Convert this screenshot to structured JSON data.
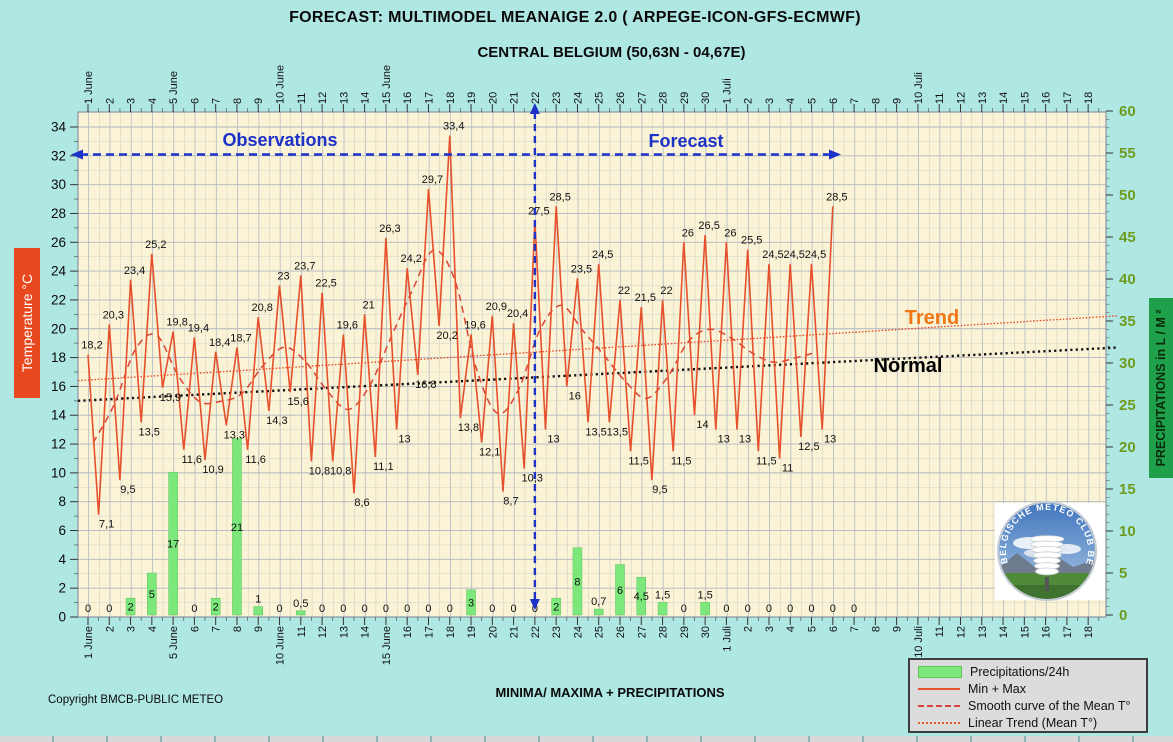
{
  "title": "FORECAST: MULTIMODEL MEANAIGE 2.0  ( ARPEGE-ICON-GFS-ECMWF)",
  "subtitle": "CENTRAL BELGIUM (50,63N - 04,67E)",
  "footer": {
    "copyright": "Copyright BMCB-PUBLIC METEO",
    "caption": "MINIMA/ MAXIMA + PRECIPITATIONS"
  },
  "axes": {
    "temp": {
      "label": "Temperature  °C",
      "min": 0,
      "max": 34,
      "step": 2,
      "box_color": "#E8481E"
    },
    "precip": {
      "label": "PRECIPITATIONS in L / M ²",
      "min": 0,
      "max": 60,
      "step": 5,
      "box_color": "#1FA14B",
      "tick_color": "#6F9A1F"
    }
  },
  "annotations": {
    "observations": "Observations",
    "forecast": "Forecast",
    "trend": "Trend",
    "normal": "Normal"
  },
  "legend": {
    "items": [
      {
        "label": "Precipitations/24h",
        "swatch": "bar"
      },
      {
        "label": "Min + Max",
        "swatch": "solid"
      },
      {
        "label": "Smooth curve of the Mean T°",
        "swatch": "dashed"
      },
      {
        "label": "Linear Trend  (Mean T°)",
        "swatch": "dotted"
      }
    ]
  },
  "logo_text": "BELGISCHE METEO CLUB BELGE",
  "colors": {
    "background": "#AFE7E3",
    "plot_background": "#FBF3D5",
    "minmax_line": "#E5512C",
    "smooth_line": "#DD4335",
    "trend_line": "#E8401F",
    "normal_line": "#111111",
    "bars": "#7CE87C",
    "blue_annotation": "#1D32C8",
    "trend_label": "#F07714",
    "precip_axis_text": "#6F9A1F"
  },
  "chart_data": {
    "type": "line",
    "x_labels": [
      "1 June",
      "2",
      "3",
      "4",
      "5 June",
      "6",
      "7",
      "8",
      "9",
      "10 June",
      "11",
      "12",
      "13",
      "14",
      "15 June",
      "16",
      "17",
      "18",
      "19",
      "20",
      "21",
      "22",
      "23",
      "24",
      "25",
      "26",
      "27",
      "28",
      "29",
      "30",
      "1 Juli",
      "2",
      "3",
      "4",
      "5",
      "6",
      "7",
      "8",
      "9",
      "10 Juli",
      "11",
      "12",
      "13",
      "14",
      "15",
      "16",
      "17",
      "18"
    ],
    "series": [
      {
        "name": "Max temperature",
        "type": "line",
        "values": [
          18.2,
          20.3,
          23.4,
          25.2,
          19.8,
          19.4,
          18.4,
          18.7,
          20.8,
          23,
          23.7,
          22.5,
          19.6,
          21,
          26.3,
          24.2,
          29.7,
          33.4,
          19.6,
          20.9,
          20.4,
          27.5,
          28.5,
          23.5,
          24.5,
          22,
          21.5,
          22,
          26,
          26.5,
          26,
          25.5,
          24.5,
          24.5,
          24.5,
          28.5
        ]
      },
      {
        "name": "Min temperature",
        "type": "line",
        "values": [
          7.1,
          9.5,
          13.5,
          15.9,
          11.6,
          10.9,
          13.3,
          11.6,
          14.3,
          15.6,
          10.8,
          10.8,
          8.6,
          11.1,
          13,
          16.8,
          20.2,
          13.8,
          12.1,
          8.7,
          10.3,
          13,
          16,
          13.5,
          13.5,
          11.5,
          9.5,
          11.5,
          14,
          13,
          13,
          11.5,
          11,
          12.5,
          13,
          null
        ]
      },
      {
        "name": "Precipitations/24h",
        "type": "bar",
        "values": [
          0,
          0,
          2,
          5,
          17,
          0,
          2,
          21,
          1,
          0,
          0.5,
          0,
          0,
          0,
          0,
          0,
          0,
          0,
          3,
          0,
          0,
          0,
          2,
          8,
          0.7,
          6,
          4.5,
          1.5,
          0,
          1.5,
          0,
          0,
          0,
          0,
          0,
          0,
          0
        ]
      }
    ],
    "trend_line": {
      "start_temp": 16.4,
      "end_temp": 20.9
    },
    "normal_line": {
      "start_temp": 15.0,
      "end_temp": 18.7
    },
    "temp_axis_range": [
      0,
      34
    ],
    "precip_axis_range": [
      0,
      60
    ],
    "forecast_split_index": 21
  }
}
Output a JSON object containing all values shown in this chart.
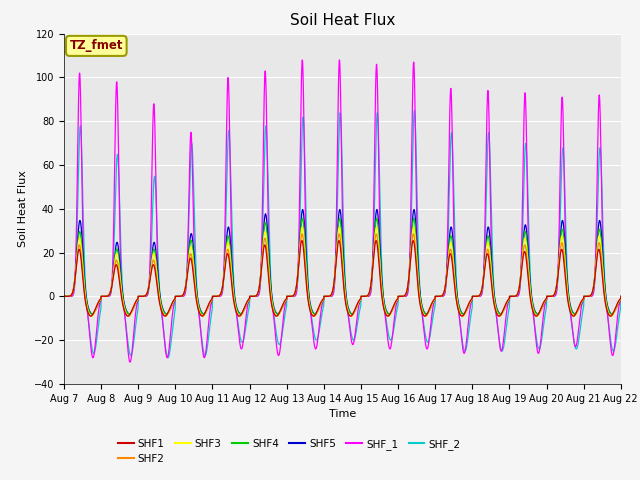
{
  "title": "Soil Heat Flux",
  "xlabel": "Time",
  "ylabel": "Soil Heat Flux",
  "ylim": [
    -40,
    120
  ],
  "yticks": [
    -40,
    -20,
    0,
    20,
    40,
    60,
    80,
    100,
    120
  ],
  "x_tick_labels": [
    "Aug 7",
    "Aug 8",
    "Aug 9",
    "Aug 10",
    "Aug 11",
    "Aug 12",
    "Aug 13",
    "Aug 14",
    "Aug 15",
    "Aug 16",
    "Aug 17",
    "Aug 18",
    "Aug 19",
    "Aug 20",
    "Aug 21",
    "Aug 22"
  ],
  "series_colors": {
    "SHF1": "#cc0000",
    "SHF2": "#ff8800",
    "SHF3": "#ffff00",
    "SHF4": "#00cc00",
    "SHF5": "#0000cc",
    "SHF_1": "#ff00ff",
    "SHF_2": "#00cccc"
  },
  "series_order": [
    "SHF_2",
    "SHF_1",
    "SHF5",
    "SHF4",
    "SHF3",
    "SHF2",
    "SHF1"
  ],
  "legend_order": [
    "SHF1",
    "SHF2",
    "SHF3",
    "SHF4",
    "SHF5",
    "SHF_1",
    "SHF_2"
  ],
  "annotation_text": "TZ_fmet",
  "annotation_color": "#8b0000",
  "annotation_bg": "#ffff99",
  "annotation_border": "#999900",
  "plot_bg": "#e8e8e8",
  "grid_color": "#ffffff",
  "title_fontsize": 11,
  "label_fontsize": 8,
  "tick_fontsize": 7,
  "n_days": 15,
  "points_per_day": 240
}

**Aim**
Go over the data above and copy every line that has the word "Soil" in it.

**Worked answer**
  "title": "Soil Heat Flux",
  "ylabel": "Soil Heat Flux",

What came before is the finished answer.